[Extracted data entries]
-----

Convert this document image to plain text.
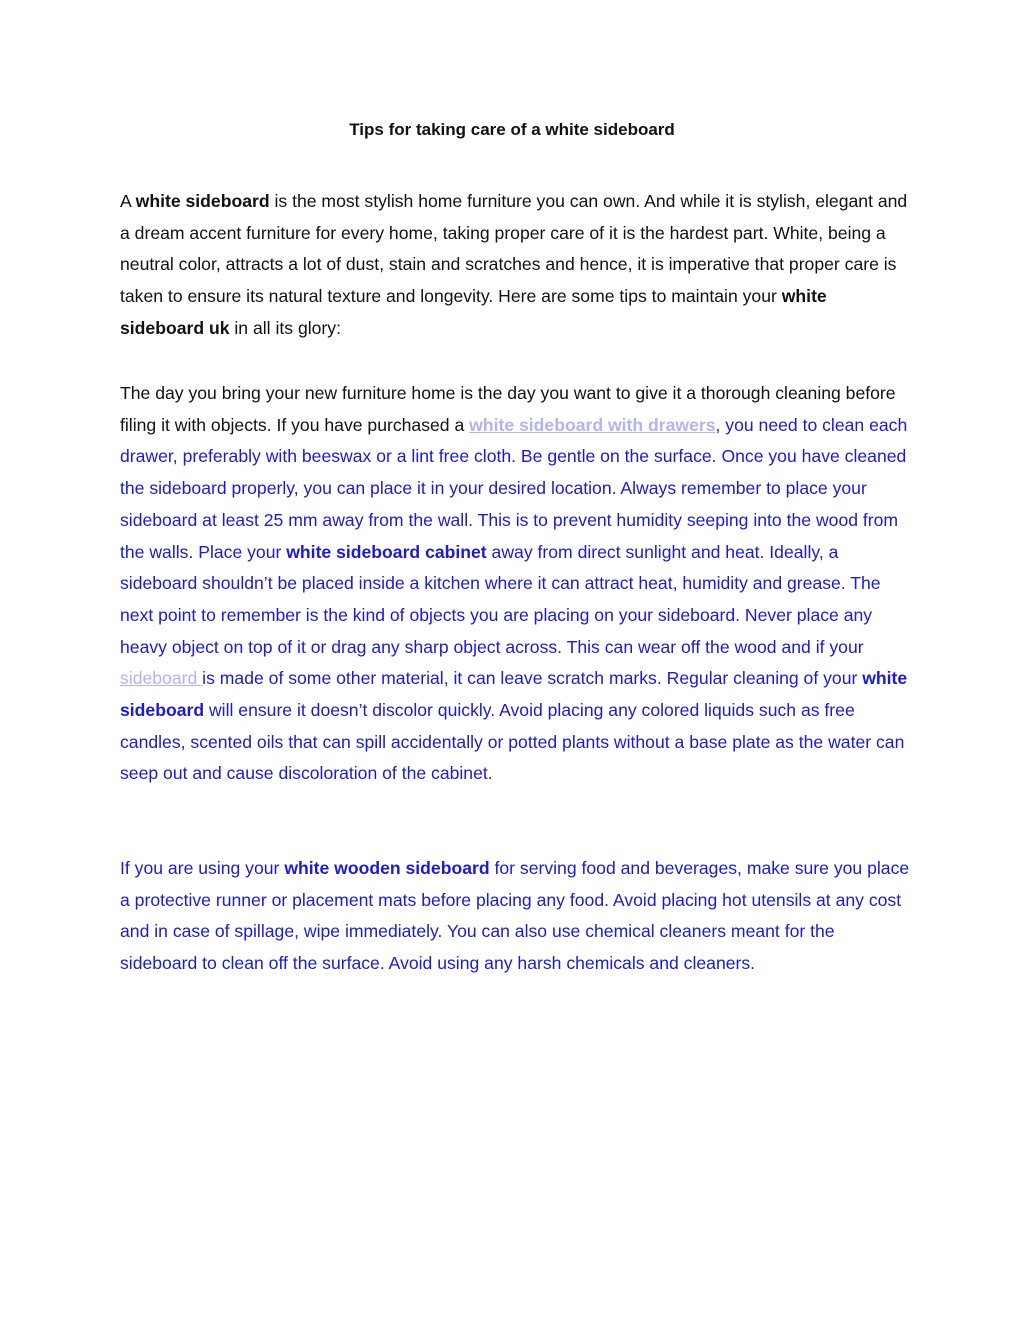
Tips for taking care of a white sideboard

A white sideboard is the most stylish home furniture you can own. And while it is stylish, elegant and a dream accent furniture for every home, taking proper care of it is the hardest part. White, being a neutral color, attracts a lot of dust, stain and scratches and hence, it is imperative that proper care is taken to ensure its natural texture and longevity. Here are some tips to maintain your white sideboard uk in all its glory:

The day you bring your new furniture home is the day you want to give it a thorough cleaning before filing it with objects. If you have purchased a white sideboard with drawers, you need to clean each drawer, preferably with beeswax or a lint free cloth. Be gentle on the surface. Once you have cleaned the sideboard properly, you can place it in your desired location. Always remember to place your sideboard at least 25 mm away from the wall. This is to prevent humidity seeping into the wood from the walls. Place your white sideboard cabinet away from direct sunlight and heat. Ideally, a sideboard shouldn’t be placed inside a kitchen where it can attract heat, humidity and grease. The next point to remember is the kind of objects you are placing on your sideboard. Never place any heavy object on top of it or drag any sharp object across. This can wear off the wood and if your sideboard is made of some other material, it can leave scratch marks. Regular cleaning of your white sideboard will ensure it doesn’t discolor quickly. Avoid placing any colored liquids such as free candles, scented oils that can spill accidentally or potted plants without a base plate as the water can seep out and cause discoloration of the cabinet.

If you are using your white wooden sideboard for serving food and beverages, make sure you place a protective runner or placement mats before placing any food. Avoid placing hot utensils at any cost and in case of spillage, wipe immediately. You can also use chemical cleaners meant for the sideboard to clean off the surface. Avoid using any harsh chemicals and cleaners.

-----

Scan the lines above for "care", then copy every one that has it.

Tips for taking care of a white sideboard
A white sideboard is the most stylish home furniture you can own. And while it is stylish, elegant and a dream accent furniture for every home, taking proper care of it is the hardest part. White, being a neutral color, attracts a lot of dust, stain and scratches and hence, it is imperative that proper care is taken to ensure its natural texture and longevity. Here are some tips to maintain your white sideboard uk in all its glory:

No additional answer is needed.